Nuovamente la sua dolcissima voce mi fece ascoltare; ma pure non è
voce, ma la maniera con cui usa parlarmi è tutta nuova, ma l’anima mia
bene intende i dolci affetti suoi e i dolci tratti della sua carità.
Così soavemente mi parlò: «Ho stabilito il mio trono in te. Mi
compiaccio di abitare nell’anima tua; figlia, oggetto delle mie
compiacenze. Ricevi la piena delle mie misericordie».
A queste
parole l’anima restò sommersa in un torrente incomprensibile di acqua
viva, che scaturiva dal seno di un vastissimo monte. Questo distinto
favore non solo per molte ore tenne assorto in Dio il mio spirito, ma
per molti giorni godetti un particolare raccoglimento e diverse
illustrazioni e cognizioni molto particolari, come in appresso
rozzamente dirò.
28.2. Manifesta le mie eterne misericordie
Il
dì 21 agosto 1815 si tratteneva il mio spirito in umili sentimenti, e
tutto annientato in se stesso non poteva comprendere come mai fosse
possibile che un Dio immenso, eterno, infinito, potesse trovare in me
le sue compiacenze; mentre io mi riconoscevo tanto vile, tanto
miserabile. Ma da nuovo raggio di luce fu illuminato il mio intelletto,
e così potei conoscere quanto glorioso sia per il mio amorosissimo
Signore l’avermi cavato dall’abisso del nulla, e quanta compiacenza
abbia il suo infinito amore nell’avermi da questo nulla sottratto.
Conobbi ancora come il genere umano davanti al suo tremendissimo
cospetto era come non fosse.
A questa cognizione molto bene
circostanziata, ma per la mia insufficienza non so manifestare, piena
di ammirazione, diceva la povera anima mia: «Mio amorosissimo Dio, e
come mai vi siete degnato di trovarmi in questo nulla? Conosco, o mio
Dio, che per cavarmi dal nulla impiegaste la vostra infinita potenza,
sapienza e bontà infinita».

▬▬▬▬▬▬▬▬▬▬

> Cosa si chiede
Trascriva per intero il brano sulla voce divina e sulle eterne misericordie riportato sopra, parola per parola e con la medesima punteggiatura.

▬▬▬▬▬▬▬▬▬▬

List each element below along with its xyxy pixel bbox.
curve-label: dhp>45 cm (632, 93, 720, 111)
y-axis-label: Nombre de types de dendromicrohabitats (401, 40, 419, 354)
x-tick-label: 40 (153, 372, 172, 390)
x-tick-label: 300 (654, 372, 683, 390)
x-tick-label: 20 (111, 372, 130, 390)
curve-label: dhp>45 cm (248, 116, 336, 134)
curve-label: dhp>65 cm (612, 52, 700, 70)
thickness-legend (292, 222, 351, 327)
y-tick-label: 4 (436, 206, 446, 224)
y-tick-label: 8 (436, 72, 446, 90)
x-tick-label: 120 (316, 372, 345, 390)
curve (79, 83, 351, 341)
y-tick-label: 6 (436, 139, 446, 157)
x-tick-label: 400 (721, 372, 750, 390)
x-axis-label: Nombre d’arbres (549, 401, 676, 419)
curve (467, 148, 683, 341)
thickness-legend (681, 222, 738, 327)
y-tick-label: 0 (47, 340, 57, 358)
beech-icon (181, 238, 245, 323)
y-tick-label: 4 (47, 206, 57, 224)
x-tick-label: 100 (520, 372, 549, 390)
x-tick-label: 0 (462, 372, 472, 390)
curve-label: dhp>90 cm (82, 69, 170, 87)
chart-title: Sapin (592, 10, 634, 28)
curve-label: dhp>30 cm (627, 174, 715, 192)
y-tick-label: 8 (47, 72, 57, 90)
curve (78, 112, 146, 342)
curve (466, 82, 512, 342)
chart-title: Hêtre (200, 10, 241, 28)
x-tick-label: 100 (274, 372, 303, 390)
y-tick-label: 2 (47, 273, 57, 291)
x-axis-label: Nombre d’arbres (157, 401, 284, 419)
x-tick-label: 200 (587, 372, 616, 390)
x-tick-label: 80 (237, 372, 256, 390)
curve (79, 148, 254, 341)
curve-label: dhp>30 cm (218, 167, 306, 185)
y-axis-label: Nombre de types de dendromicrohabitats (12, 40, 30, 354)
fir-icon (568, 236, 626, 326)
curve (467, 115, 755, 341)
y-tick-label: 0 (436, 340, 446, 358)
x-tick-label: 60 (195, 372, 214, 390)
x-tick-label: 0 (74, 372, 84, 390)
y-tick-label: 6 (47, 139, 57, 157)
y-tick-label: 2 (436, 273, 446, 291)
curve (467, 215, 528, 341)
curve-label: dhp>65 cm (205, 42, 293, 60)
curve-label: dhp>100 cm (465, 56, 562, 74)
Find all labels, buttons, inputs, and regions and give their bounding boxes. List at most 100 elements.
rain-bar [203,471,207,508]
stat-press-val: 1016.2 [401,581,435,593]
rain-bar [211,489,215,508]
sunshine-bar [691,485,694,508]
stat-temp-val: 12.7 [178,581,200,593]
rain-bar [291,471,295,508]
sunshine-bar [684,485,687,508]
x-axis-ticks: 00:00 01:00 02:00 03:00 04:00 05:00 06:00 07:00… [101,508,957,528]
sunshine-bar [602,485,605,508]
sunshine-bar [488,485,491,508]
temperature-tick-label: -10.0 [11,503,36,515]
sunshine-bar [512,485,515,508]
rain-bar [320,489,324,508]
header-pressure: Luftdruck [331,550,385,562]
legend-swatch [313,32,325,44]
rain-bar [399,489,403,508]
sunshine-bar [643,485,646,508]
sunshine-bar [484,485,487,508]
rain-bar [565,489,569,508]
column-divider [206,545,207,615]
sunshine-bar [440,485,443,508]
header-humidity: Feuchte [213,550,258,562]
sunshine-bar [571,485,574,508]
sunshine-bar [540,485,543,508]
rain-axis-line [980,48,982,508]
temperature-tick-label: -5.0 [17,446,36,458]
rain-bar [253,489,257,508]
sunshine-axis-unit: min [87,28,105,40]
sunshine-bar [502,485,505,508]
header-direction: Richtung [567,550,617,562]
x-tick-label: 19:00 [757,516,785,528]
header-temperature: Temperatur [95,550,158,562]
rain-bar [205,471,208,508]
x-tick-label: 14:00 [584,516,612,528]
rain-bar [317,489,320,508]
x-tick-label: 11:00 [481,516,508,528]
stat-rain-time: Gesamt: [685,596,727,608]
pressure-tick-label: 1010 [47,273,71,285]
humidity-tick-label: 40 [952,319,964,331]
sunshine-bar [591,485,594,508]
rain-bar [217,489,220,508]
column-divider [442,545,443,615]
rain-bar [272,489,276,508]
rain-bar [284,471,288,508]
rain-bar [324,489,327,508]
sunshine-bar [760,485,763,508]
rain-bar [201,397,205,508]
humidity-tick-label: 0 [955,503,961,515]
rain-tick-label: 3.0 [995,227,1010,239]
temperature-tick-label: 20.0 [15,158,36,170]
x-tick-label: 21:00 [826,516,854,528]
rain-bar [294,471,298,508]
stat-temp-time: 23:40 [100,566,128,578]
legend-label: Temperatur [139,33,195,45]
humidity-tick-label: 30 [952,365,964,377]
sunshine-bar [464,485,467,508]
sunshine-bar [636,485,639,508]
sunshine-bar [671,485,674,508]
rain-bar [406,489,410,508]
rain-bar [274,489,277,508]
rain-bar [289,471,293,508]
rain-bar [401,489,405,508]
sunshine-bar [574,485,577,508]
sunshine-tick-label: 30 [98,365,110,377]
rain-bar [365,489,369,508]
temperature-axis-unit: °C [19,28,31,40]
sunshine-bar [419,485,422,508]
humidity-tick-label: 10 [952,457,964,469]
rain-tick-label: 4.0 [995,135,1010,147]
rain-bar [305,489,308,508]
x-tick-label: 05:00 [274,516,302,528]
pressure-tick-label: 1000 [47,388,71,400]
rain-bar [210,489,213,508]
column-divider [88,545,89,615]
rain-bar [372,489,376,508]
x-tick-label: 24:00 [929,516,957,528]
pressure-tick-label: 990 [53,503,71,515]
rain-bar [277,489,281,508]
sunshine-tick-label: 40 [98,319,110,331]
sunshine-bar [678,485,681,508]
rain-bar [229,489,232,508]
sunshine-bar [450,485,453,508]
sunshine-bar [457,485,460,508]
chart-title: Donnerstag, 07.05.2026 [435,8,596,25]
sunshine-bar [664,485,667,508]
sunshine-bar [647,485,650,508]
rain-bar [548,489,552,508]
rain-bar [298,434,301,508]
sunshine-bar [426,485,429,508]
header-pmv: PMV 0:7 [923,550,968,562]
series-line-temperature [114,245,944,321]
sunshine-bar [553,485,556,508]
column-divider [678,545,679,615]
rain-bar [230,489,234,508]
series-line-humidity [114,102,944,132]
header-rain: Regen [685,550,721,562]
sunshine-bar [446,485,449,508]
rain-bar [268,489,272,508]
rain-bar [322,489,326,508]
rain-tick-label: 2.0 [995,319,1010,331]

▬▬▬▬▬▬▬▬▬▬

> Soluzione svolta
Nuovamente la sua dolcissima voce mi fece ascoltare; ma pure non è
voce, ma la maniera con cui usa parlarmi è tutta nuova, ma l’anima mia
bene intende i dolci affetti suoi e i dolci tratti della sua carità.
Così soavemente mi parlò: «Ho stabilito il mio trono in te. Mi
compiaccio di abitare nell’anima tua; figlia, oggetto delle mie
compiacenze. Ricevi la piena delle mie misericordie».
A queste
parole l’anima restò sommersa in un torrente incomprensibile di acqua
viva, che scaturiva dal seno di un vastissimo monte. Questo distinto
favore non solo per molte ore tenne assorto in Dio il mio spirito, ma
per molti giorni godetti un particolare raccoglimento e diverse
illustrazioni e cognizioni molto particolari, come in appresso
rozzamente dirò.
28.2. Manifesta le mie eterne misericordie
Il
dì 21 agosto 1815 si tratteneva il mio spirito in umili sentimenti, e
tutto annientato in se stesso non poteva comprendere come mai fosse
possibile che un Dio immenso, eterno, infinito, potesse trovare in me
le sue compiacenze; mentre io mi riconoscevo tanto vile, tanto
miserabile. Ma da nuovo raggio di luce fu illuminato il mio intelletto,
e così potei conoscere quanto glorioso sia per il mio amorosissimo
Signore l’avermi cavato dall’abisso del nulla, e quanta compiacenza
abbia il suo infinito amore nell’avermi da questo nulla sottratto.
Conobbi ancora come il genere umano davanti al suo tremendissimo
cospetto era come non fosse.
A questa cognizione molto bene
circostanziata, ma per la mia insufficienza non so manifestare, piena
di ammirazione, diceva la povera anima mia: «Mio amorosissimo Dio, e
come mai vi siete degnato di trovarmi in questo nulla? Conosco, o mio
Dio, che per cavarmi dal nulla impiegaste la vostra infinita potenza,
sapienza e bontà infinita».